§ Supplied records:
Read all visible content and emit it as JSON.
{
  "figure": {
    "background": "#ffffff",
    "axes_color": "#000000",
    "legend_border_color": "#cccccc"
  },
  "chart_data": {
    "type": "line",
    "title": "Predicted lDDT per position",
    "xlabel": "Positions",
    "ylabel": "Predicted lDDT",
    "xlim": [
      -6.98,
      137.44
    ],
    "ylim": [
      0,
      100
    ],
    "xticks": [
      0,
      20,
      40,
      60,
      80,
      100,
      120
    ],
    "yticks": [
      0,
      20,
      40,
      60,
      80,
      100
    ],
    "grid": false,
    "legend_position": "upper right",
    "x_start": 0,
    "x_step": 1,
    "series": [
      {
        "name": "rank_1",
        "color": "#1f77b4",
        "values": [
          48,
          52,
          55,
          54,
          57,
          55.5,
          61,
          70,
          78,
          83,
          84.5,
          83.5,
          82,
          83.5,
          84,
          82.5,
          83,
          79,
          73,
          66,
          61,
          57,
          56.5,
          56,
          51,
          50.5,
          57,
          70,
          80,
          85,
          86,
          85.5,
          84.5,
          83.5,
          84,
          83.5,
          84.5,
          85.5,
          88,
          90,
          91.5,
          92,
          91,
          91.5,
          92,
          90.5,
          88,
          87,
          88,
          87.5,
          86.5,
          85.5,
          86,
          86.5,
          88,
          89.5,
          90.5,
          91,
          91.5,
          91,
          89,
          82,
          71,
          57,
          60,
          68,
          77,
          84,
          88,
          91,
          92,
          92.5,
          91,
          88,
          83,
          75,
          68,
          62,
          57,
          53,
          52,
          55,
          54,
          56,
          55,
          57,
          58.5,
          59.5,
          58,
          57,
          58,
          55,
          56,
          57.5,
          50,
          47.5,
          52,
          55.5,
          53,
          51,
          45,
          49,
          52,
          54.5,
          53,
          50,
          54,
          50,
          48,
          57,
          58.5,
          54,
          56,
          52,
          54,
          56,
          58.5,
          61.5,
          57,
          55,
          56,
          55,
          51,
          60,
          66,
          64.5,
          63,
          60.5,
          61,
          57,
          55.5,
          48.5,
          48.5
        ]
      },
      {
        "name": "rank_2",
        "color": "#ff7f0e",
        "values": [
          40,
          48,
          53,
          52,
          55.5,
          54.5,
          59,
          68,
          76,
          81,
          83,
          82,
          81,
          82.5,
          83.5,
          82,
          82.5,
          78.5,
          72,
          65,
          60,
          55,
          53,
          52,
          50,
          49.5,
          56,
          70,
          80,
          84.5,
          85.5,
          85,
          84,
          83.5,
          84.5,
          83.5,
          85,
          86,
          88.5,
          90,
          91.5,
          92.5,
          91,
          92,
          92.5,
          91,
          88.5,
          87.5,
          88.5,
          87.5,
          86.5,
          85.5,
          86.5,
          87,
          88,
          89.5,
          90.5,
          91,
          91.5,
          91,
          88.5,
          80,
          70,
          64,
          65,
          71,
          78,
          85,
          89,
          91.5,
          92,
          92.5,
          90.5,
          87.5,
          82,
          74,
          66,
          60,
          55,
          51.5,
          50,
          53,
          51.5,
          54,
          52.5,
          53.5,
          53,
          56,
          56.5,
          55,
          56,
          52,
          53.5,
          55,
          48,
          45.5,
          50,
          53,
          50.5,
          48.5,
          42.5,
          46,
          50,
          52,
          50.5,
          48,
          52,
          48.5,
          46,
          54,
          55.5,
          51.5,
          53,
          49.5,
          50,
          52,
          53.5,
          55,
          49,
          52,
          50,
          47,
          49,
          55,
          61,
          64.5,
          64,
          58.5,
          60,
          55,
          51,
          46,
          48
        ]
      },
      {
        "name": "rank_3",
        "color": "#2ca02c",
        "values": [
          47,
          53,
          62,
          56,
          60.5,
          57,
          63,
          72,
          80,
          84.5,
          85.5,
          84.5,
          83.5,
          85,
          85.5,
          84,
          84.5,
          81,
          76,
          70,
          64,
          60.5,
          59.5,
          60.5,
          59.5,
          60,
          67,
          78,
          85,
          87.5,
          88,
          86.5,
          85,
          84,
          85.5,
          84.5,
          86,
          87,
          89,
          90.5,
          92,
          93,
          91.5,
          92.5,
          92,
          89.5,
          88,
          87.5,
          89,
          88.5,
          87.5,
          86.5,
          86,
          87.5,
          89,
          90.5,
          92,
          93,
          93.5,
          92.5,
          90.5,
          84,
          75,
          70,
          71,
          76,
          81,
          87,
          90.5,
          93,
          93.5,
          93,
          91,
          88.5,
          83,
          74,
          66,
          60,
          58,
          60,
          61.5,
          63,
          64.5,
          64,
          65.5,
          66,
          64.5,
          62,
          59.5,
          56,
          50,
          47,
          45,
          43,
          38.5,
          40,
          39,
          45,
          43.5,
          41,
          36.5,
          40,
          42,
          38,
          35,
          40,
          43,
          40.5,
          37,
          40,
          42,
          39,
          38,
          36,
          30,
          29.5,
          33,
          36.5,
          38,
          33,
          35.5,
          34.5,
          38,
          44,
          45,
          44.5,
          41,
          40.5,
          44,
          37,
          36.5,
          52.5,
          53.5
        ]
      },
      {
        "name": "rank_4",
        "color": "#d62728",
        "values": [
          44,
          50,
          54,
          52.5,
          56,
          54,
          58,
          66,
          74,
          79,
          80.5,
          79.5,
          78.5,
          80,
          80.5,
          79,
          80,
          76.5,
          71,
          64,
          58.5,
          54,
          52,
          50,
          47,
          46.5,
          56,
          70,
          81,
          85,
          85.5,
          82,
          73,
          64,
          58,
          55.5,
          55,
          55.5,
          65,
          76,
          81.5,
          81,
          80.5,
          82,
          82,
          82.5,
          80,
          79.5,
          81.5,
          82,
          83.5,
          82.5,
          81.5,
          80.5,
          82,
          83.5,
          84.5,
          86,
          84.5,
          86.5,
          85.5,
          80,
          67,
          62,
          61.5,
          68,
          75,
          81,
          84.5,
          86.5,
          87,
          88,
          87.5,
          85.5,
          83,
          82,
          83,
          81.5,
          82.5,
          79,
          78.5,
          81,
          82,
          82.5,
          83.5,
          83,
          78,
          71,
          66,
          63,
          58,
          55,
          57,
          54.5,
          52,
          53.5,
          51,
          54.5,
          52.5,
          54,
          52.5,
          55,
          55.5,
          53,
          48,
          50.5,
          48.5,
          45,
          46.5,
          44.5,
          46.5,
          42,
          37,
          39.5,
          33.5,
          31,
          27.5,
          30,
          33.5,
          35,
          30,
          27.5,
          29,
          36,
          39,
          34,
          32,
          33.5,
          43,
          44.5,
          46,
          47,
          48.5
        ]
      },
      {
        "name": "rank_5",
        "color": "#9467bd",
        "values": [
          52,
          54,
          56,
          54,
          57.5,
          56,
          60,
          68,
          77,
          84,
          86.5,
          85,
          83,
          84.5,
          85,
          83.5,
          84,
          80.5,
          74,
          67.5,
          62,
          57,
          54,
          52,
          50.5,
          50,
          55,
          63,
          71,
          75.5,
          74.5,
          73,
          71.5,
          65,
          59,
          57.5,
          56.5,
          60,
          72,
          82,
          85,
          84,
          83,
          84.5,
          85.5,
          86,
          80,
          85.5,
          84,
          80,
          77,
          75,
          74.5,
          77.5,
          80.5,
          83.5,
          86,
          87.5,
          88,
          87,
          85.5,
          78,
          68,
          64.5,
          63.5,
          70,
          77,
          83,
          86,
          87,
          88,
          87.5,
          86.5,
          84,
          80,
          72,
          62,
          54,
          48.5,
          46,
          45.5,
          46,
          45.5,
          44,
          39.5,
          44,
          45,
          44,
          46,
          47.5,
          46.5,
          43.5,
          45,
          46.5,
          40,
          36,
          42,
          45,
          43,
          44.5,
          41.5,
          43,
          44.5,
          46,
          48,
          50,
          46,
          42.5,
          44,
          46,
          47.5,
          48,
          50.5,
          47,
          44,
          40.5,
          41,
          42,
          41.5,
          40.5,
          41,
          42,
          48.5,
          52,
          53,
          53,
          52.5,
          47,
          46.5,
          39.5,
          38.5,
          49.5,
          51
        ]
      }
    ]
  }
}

§ Short exercise: Copy each line of the records above that carries the word "lDDT".

§ Solution for this exercise:
    "title": "Predicted lDDT per position",
    "ylabel": "Predicted lDDT",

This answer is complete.